Aim ▸
Identify each line containing the word "image" and copy it.

>> START Information given

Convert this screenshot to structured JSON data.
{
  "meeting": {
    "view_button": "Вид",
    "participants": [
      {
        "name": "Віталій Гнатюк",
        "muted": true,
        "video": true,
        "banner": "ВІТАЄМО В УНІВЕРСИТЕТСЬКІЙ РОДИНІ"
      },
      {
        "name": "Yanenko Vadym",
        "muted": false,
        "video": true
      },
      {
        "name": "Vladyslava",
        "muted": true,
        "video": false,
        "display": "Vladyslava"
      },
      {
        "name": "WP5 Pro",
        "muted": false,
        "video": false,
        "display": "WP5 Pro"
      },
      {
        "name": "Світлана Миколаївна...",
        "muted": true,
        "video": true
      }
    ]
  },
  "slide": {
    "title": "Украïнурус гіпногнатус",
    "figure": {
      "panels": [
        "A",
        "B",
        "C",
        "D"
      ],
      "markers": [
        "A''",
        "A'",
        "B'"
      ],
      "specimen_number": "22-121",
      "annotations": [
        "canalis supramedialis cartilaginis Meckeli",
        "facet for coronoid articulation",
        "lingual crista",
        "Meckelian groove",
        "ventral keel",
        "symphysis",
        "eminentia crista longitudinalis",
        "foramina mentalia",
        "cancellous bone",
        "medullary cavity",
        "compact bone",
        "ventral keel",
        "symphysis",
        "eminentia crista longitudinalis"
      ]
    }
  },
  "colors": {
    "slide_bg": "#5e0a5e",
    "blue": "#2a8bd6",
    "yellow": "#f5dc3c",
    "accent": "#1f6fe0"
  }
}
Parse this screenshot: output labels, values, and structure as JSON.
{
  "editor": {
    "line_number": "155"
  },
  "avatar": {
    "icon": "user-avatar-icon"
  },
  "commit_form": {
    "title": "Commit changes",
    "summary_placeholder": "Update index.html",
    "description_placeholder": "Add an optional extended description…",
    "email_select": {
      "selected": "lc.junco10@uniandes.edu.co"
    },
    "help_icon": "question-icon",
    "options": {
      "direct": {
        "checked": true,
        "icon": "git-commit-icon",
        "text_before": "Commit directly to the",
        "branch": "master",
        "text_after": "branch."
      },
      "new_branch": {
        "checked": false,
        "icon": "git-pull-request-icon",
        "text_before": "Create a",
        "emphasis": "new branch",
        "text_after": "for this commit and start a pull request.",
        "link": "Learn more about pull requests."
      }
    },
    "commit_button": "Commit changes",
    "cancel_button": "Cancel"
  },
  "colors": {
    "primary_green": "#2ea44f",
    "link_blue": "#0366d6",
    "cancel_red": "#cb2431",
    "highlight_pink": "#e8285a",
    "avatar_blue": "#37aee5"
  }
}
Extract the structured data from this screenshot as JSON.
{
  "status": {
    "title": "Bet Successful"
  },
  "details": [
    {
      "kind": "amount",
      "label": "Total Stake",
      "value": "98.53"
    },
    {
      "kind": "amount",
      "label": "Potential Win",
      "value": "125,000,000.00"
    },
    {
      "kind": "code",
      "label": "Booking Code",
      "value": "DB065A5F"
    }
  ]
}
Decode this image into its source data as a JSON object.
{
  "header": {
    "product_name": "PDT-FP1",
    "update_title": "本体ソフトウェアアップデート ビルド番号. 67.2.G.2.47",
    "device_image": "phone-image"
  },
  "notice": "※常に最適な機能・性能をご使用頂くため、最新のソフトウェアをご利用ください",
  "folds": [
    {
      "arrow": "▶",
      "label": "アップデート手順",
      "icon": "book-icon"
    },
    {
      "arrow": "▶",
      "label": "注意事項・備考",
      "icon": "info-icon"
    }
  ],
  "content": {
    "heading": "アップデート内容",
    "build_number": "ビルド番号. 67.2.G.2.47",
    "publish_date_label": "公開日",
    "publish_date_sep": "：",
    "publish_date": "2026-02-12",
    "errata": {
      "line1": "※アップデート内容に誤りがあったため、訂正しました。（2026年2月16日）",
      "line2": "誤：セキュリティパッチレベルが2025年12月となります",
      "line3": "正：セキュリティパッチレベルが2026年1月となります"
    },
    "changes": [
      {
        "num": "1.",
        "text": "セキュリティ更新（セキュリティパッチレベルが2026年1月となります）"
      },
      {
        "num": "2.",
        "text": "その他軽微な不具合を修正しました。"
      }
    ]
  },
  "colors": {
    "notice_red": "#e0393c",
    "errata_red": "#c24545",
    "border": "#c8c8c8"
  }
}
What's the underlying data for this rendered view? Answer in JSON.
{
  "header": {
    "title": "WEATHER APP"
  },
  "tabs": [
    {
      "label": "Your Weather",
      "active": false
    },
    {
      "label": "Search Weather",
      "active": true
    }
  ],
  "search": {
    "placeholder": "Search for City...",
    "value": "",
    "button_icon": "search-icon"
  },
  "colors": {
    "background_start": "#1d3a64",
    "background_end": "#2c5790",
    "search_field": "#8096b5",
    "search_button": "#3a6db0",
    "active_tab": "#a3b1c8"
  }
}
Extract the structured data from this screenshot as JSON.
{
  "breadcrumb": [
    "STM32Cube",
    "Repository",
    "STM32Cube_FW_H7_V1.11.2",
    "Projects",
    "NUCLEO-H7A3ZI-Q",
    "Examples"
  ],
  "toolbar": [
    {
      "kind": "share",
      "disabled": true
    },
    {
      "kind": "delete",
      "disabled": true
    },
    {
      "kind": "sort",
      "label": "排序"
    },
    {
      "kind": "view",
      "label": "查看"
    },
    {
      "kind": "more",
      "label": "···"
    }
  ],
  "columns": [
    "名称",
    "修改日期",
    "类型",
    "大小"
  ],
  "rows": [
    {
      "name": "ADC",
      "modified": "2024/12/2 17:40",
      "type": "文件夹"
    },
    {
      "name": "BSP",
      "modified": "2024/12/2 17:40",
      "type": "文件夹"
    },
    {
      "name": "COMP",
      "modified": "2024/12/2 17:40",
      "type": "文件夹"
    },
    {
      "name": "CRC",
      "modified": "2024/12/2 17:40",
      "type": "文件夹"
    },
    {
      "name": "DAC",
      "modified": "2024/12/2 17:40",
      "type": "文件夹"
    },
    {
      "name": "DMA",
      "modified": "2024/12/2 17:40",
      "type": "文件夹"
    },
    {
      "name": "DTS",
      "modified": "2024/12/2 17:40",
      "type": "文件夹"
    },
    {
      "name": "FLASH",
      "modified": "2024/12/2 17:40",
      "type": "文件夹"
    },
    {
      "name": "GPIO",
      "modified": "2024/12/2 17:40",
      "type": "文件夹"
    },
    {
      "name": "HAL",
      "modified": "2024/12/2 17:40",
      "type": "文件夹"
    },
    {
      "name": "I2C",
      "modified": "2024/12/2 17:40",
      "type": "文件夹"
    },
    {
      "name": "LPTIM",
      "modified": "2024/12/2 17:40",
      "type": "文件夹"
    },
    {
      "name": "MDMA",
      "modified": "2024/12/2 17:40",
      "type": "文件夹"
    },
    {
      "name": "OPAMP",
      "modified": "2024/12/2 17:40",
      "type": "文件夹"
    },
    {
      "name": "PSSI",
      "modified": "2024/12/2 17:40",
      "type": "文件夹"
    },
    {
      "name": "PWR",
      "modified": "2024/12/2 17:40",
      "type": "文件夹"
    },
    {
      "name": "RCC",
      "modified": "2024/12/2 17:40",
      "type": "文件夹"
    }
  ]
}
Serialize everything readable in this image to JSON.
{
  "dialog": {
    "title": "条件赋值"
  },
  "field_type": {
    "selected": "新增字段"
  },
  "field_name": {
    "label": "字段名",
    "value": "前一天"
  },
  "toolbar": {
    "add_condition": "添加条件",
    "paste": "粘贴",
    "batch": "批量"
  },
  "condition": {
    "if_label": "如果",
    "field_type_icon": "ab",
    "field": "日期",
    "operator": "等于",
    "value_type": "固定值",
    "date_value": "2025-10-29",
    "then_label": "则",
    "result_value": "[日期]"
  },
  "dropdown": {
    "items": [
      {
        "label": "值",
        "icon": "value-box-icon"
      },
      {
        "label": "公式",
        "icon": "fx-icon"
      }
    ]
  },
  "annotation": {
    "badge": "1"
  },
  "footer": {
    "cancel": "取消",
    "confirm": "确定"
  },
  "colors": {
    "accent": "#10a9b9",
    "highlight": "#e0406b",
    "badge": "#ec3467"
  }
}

>> END Information given

Exercise solution ▸
Decode this image into its source data as a JSON object.
    "device_image": "phone-image"
Serialize everything readable in this image to JSON.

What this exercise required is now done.